◆ **WHAT IS REQUIRED**: Exactly as written, retype the listing below, omitting the pictures.

Figure data in JSON:
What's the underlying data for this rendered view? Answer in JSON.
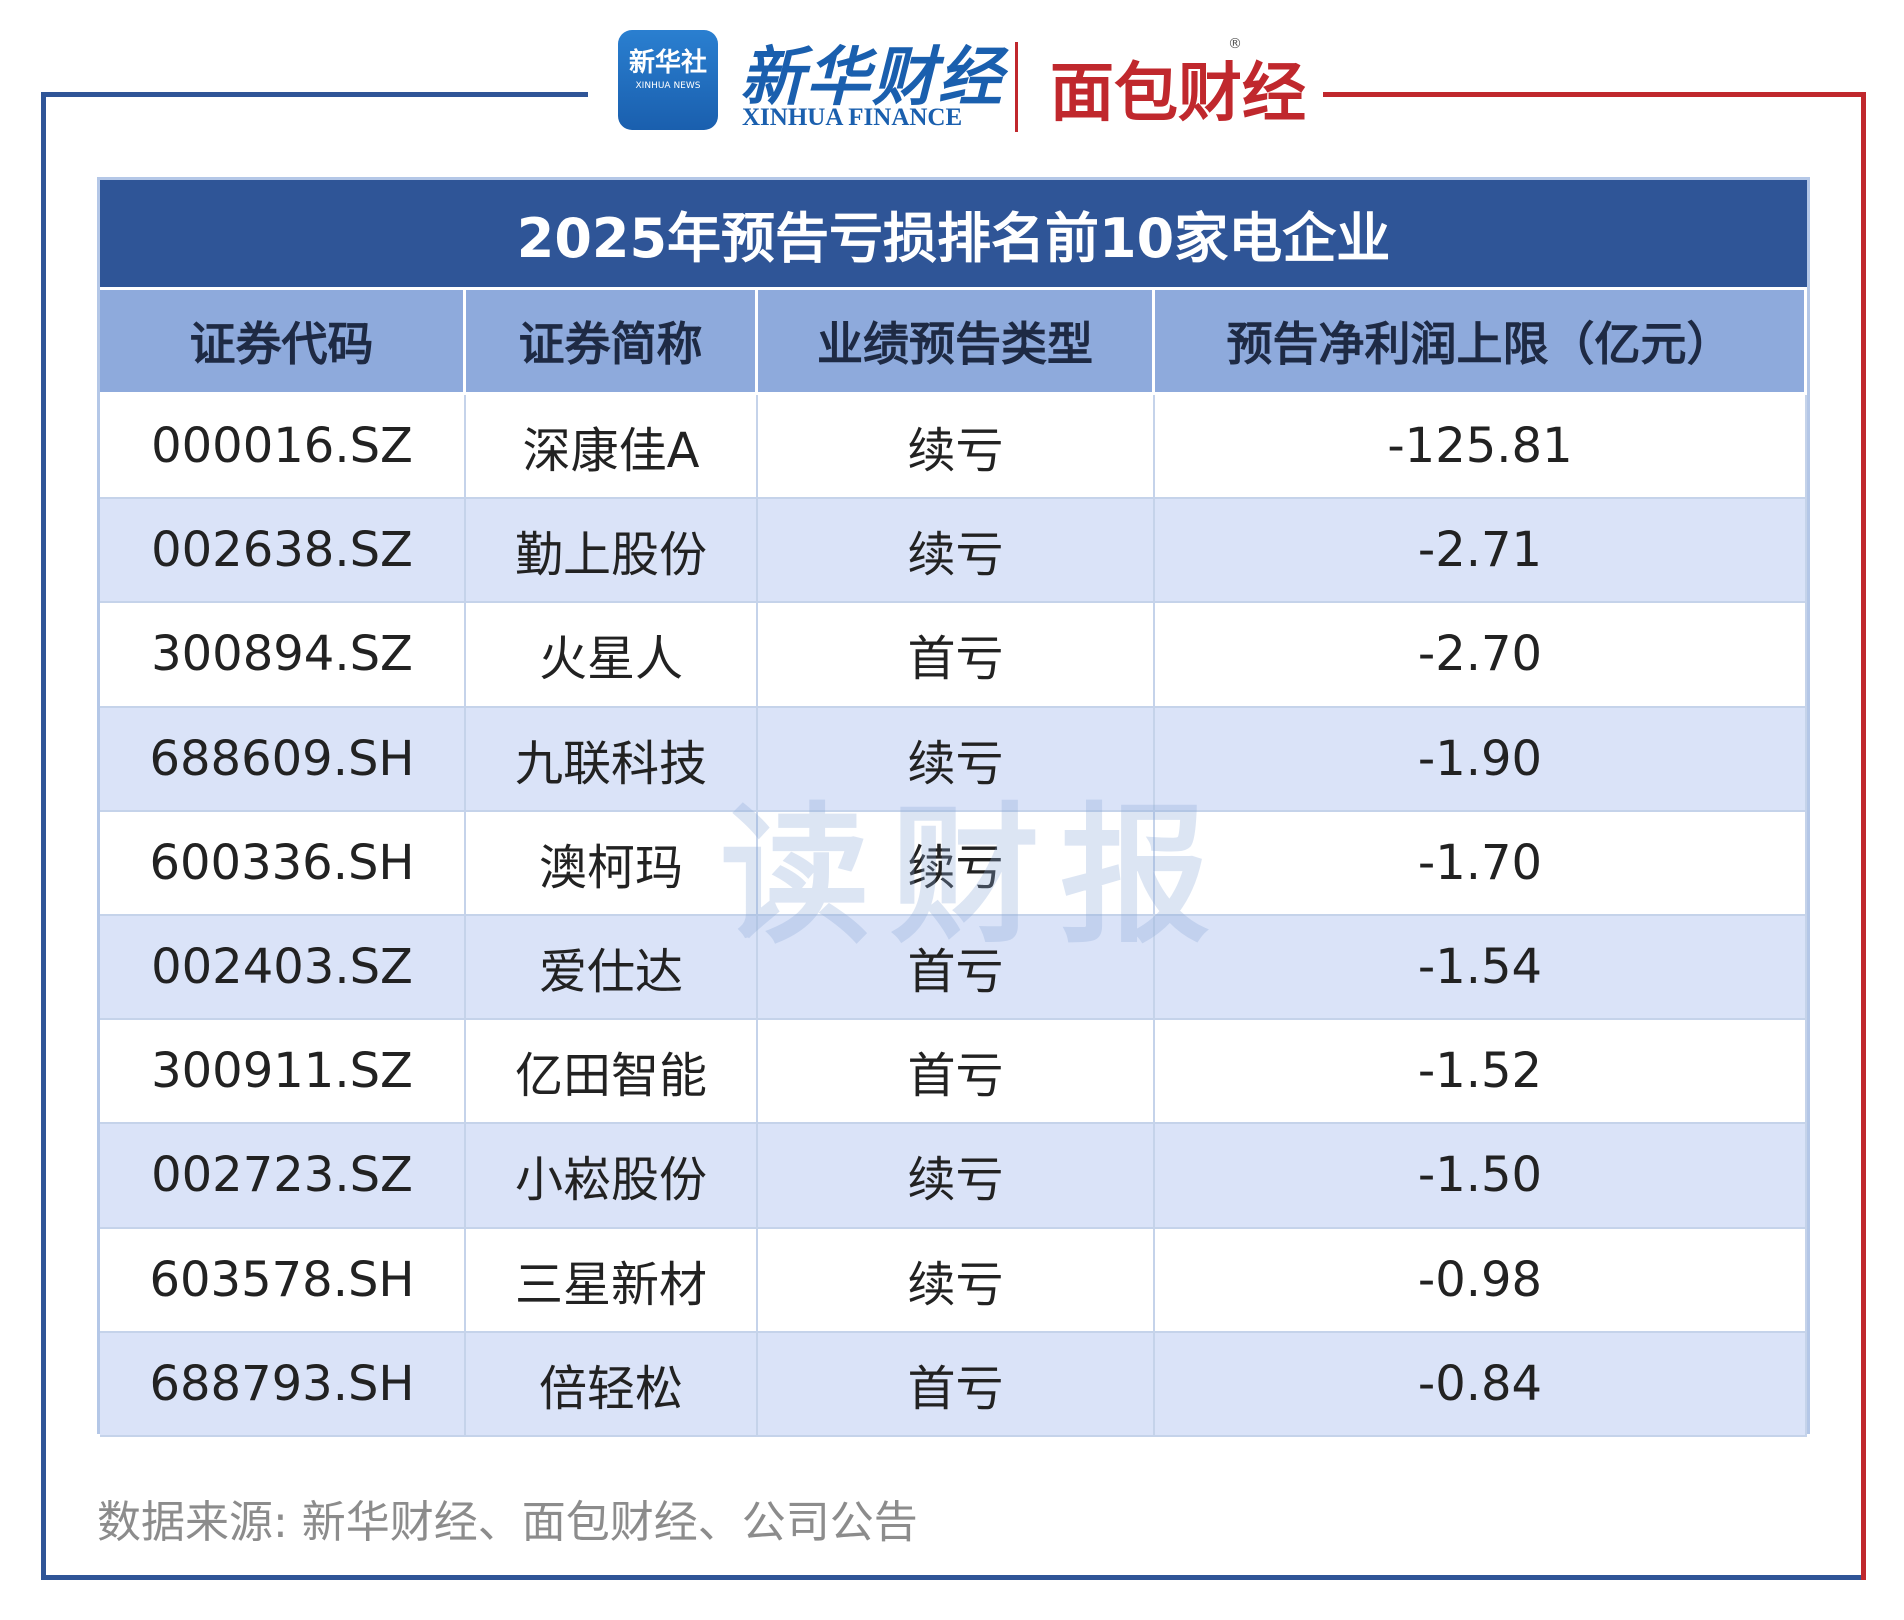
{
  "header": {
    "logos": {
      "xinhua_news": "新华社",
      "xinhua_news_en": "XINHUA NEWS",
      "xinhua_finance": "新华财经",
      "xinhua_finance_en": "XINHUA FINANCE",
      "mianbao": "面包财经",
      "registered": "®"
    }
  },
  "table": {
    "title": "2025年预告亏损排名前10家电企业",
    "columns": [
      "证券代码",
      "证券简称",
      "业绩预告类型",
      "预告净利润上限（亿元）"
    ],
    "rows": [
      [
        "000016.SZ",
        "深康佳A",
        "续亏",
        "-125.81"
      ],
      [
        "002638.SZ",
        "勤上股份",
        "续亏",
        "-2.71"
      ],
      [
        "300894.SZ",
        "火星人",
        "首亏",
        "-2.70"
      ],
      [
        "688609.SH",
        "九联科技",
        "续亏",
        "-1.90"
      ],
      [
        "600336.SH",
        "澳柯玛",
        "续亏",
        "-1.70"
      ],
      [
        "002403.SZ",
        "爱仕达",
        "首亏",
        "-1.54"
      ],
      [
        "300911.SZ",
        "亿田智能",
        "首亏",
        "-1.52"
      ],
      [
        "002723.SZ",
        "小崧股份",
        "续亏",
        "-1.50"
      ],
      [
        "603578.SH",
        "三星新材",
        "续亏",
        "-0.98"
      ],
      [
        "688793.SH",
        "倍轻松",
        "首亏",
        "-0.84"
      ]
    ]
  },
  "watermark": "读财报",
  "footer": {
    "source": "数据来源: 新华财经、面包财经、公司公告"
  }
}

◆ **TASK ANSWER**:
What's the underlying data for this rendered view? Answer in JSON.
{
  "header": {
    "logos": {
      "xinhua_news": "新华社",
      "xinhua_news_en": "XINHUA NEWS",
      "xinhua_finance": "新华财经",
      "xinhua_finance_en": "XINHUA FINANCE",
      "mianbao": "面包财经",
      "registered": "®"
    }
  },
  "table": {
    "title": "2025年预告亏损排名前10家电企业",
    "columns": [
      "证券代码",
      "证券简称",
      "业绩预告类型",
      "预告净利润上限（亿元）"
    ],
    "rows": [
      [
        "000016.SZ",
        "深康佳A",
        "续亏",
        "-125.81"
      ],
      [
        "002638.SZ",
        "勤上股份",
        "续亏",
        "-2.71"
      ],
      [
        "300894.SZ",
        "火星人",
        "首亏",
        "-2.70"
      ],
      [
        "688609.SH",
        "九联科技",
        "续亏",
        "-1.90"
      ],
      [
        "600336.SH",
        "澳柯玛",
        "续亏",
        "-1.70"
      ],
      [
        "002403.SZ",
        "爱仕达",
        "首亏",
        "-1.54"
      ],
      [
        "300911.SZ",
        "亿田智能",
        "首亏",
        "-1.52"
      ],
      [
        "002723.SZ",
        "小崧股份",
        "续亏",
        "-1.50"
      ],
      [
        "603578.SH",
        "三星新材",
        "续亏",
        "-0.98"
      ],
      [
        "688793.SH",
        "倍轻松",
        "首亏",
        "-0.84"
      ]
    ]
  },
  "watermark": "读财报",
  "footer": {
    "source": "数据来源: 新华财经、面包财经、公司公告"
  }
}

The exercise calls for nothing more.